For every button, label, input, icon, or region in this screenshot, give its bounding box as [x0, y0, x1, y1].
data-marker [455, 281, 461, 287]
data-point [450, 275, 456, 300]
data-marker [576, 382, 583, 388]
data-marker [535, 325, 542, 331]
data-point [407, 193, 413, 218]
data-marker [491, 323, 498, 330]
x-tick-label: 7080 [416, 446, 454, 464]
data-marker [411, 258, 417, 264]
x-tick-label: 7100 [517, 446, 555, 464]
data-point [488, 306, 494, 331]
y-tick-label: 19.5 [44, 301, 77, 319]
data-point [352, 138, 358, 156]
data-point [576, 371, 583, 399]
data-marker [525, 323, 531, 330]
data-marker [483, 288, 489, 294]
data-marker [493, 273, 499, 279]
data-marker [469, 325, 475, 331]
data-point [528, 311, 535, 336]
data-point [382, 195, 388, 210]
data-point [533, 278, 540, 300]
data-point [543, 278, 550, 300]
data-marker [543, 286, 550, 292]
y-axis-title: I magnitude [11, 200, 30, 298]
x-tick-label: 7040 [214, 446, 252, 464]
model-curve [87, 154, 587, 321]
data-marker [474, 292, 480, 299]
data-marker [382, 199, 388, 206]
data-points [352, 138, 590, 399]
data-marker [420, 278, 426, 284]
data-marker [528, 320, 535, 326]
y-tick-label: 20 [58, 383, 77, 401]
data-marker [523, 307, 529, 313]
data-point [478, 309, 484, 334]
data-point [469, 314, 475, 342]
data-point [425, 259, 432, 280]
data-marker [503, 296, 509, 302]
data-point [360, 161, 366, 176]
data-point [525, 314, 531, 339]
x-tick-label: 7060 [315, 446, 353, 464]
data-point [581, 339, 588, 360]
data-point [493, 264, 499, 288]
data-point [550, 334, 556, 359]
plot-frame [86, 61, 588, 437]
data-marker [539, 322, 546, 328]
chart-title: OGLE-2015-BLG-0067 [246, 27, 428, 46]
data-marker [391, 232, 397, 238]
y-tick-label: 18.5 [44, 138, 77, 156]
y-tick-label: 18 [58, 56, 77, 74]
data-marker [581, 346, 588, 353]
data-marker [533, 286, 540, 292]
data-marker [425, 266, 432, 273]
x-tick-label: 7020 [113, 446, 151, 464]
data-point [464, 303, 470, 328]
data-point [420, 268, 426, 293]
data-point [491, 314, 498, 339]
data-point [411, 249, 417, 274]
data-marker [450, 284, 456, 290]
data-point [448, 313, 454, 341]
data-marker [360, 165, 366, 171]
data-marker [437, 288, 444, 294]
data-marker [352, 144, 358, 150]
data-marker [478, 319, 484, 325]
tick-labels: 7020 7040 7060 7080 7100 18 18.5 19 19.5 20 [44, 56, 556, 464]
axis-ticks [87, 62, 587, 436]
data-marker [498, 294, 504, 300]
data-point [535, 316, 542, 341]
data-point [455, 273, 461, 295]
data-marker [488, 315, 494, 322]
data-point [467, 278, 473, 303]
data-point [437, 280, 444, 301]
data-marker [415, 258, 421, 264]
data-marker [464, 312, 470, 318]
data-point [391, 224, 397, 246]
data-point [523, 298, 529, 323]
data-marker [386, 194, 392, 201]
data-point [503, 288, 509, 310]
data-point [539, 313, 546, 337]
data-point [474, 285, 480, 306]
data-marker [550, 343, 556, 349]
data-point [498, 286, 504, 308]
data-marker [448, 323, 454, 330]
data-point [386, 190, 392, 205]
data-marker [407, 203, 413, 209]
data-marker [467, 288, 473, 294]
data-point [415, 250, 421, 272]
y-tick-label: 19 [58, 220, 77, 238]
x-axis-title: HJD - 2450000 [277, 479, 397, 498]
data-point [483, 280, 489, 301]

◆ Direction
Print all of the rows above again, unchanged and in the same order.

◆ Expected answer
For every button, label, input, icon, or region in this screenshot, give its bounding box as [x0, y0, x1, y1].
data-marker [455, 281, 461, 287]
data-point [450, 275, 456, 300]
data-marker [576, 382, 583, 388]
data-marker [535, 325, 542, 331]
data-point [407, 193, 413, 218]
data-marker [491, 323, 498, 330]
x-tick-label: 7080 [416, 446, 454, 464]
data-marker [411, 258, 417, 264]
x-tick-label: 7100 [517, 446, 555, 464]
data-point [488, 306, 494, 331]
y-tick-label: 19.5 [44, 301, 77, 319]
data-point [352, 138, 358, 156]
data-point [576, 371, 583, 399]
data-marker [525, 323, 531, 330]
data-marker [483, 288, 489, 294]
data-marker [493, 273, 499, 279]
data-marker [469, 325, 475, 331]
data-point [528, 311, 535, 336]
data-point [382, 195, 388, 210]
data-point [533, 278, 540, 300]
data-point [543, 278, 550, 300]
data-marker [543, 286, 550, 292]
y-axis-title: I magnitude [11, 200, 30, 298]
x-tick-label: 7040 [214, 446, 252, 464]
model-curve [87, 154, 587, 321]
data-marker [474, 292, 480, 299]
data-marker [382, 199, 388, 206]
data-points [352, 138, 590, 399]
data-marker [420, 278, 426, 284]
data-marker [528, 320, 535, 326]
y-tick-label: 20 [58, 383, 77, 401]
data-marker [523, 307, 529, 313]
data-point [478, 309, 484, 334]
data-point [469, 314, 475, 342]
data-point [425, 259, 432, 280]
data-marker [503, 296, 509, 302]
data-point [360, 161, 366, 176]
data-point [525, 314, 531, 339]
x-tick-label: 7060 [315, 446, 353, 464]
data-point [581, 339, 588, 360]
data-point [493, 264, 499, 288]
data-point [550, 334, 556, 359]
plot-frame [86, 61, 588, 437]
data-marker [539, 322, 546, 328]
chart-title: OGLE-2015-BLG-0067 [246, 27, 428, 46]
data-marker [391, 232, 397, 238]
y-tick-label: 18.5 [44, 138, 77, 156]
y-tick-label: 18 [58, 56, 77, 74]
data-marker [581, 346, 588, 353]
data-marker [533, 286, 540, 292]
data-marker [425, 266, 432, 273]
x-tick-label: 7020 [113, 446, 151, 464]
data-point [464, 303, 470, 328]
data-point [420, 268, 426, 293]
data-point [491, 314, 498, 339]
data-point [411, 249, 417, 274]
data-marker [450, 284, 456, 290]
data-point [448, 313, 454, 341]
data-marker [360, 165, 366, 171]
data-marker [437, 288, 444, 294]
data-marker [352, 144, 358, 150]
data-marker [478, 319, 484, 325]
tick-labels: 7020 7040 7060 7080 7100 18 18.5 19 19.5 20 [44, 56, 556, 464]
axis-ticks [87, 62, 587, 436]
data-marker [498, 294, 504, 300]
data-point [535, 316, 542, 341]
data-point [455, 273, 461, 295]
data-marker [488, 315, 494, 322]
data-point [467, 278, 473, 303]
data-point [437, 280, 444, 301]
data-marker [415, 258, 421, 264]
data-marker [464, 312, 470, 318]
data-point [391, 224, 397, 246]
data-point [523, 298, 529, 323]
data-marker [386, 194, 392, 201]
data-point [503, 288, 509, 310]
data-point [539, 313, 546, 337]
data-point [474, 285, 480, 306]
data-marker [550, 343, 556, 349]
data-point [498, 286, 504, 308]
data-marker [448, 323, 454, 330]
data-point [386, 190, 392, 205]
data-marker [407, 203, 413, 209]
data-marker [467, 288, 473, 294]
data-point [415, 250, 421, 272]
y-tick-label: 19 [58, 220, 77, 238]
x-axis-title: HJD - 2450000 [277, 479, 397, 498]
data-point [483, 280, 489, 301]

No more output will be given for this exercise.